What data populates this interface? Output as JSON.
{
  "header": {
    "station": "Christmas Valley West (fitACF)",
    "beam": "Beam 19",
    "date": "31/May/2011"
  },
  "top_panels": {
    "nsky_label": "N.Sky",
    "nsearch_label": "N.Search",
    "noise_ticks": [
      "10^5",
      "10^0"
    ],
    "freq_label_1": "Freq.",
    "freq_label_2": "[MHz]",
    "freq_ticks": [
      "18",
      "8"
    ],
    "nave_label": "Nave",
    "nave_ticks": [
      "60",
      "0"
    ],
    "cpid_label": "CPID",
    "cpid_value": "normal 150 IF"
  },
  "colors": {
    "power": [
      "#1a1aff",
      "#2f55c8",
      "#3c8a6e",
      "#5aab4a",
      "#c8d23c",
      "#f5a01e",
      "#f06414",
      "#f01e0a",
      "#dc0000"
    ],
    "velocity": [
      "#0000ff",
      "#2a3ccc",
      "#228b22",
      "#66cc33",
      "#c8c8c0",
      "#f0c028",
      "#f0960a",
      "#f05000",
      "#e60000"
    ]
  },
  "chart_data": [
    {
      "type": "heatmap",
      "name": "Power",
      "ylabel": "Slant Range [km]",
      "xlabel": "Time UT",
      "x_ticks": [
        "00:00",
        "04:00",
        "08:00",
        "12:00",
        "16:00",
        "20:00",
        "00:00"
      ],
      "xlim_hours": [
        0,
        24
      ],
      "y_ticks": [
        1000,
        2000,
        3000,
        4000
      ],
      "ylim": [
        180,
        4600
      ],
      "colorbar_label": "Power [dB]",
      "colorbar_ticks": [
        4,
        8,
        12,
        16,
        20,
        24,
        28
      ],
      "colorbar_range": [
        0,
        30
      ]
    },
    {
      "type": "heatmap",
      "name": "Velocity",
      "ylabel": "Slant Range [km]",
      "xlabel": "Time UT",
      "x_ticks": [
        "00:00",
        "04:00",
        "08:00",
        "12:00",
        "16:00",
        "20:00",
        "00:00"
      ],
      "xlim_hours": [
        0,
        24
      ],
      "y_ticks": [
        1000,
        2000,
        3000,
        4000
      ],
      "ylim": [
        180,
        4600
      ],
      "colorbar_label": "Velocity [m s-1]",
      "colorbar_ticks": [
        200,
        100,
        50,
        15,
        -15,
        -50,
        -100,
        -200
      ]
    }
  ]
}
***
_REQUIRED TASK_.
Return what is listed above, exactly and completely.

_ANSWER_.
What data populates this interface? Output as JSON.
{
  "header": {
    "station": "Christmas Valley West (fitACF)",
    "beam": "Beam 19",
    "date": "31/May/2011"
  },
  "top_panels": {
    "nsky_label": "N.Sky",
    "nsearch_label": "N.Search",
    "noise_ticks": [
      "10^5",
      "10^0"
    ],
    "freq_label_1": "Freq.",
    "freq_label_2": "[MHz]",
    "freq_ticks": [
      "18",
      "8"
    ],
    "nave_label": "Nave",
    "nave_ticks": [
      "60",
      "0"
    ],
    "cpid_label": "CPID",
    "cpid_value": "normal 150 IF"
  },
  "colors": {
    "power": [
      "#1a1aff",
      "#2f55c8",
      "#3c8a6e",
      "#5aab4a",
      "#c8d23c",
      "#f5a01e",
      "#f06414",
      "#f01e0a",
      "#dc0000"
    ],
    "velocity": [
      "#0000ff",
      "#2a3ccc",
      "#228b22",
      "#66cc33",
      "#c8c8c0",
      "#f0c028",
      "#f0960a",
      "#f05000",
      "#e60000"
    ]
  },
  "chart_data": [
    {
      "type": "heatmap",
      "name": "Power",
      "ylabel": "Slant Range [km]",
      "xlabel": "Time UT",
      "x_ticks": [
        "00:00",
        "04:00",
        "08:00",
        "12:00",
        "16:00",
        "20:00",
        "00:00"
      ],
      "xlim_hours": [
        0,
        24
      ],
      "y_ticks": [
        1000,
        2000,
        3000,
        4000
      ],
      "ylim": [
        180,
        4600
      ],
      "colorbar_label": "Power [dB]",
      "colorbar_ticks": [
        4,
        8,
        12,
        16,
        20,
        24,
        28
      ],
      "colorbar_range": [
        0,
        30
      ]
    },
    {
      "type": "heatmap",
      "name": "Velocity",
      "ylabel": "Slant Range [km]",
      "xlabel": "Time UT",
      "x_ticks": [
        "00:00",
        "04:00",
        "08:00",
        "12:00",
        "16:00",
        "20:00",
        "00:00"
      ],
      "xlim_hours": [
        0,
        24
      ],
      "y_ticks": [
        1000,
        2000,
        3000,
        4000
      ],
      "ylim": [
        180,
        4600
      ],
      "colorbar_label": "Velocity [m s-1]",
      "colorbar_ticks": [
        200,
        100,
        50,
        15,
        -15,
        -50,
        -100,
        -200
      ]
    }
  ]
}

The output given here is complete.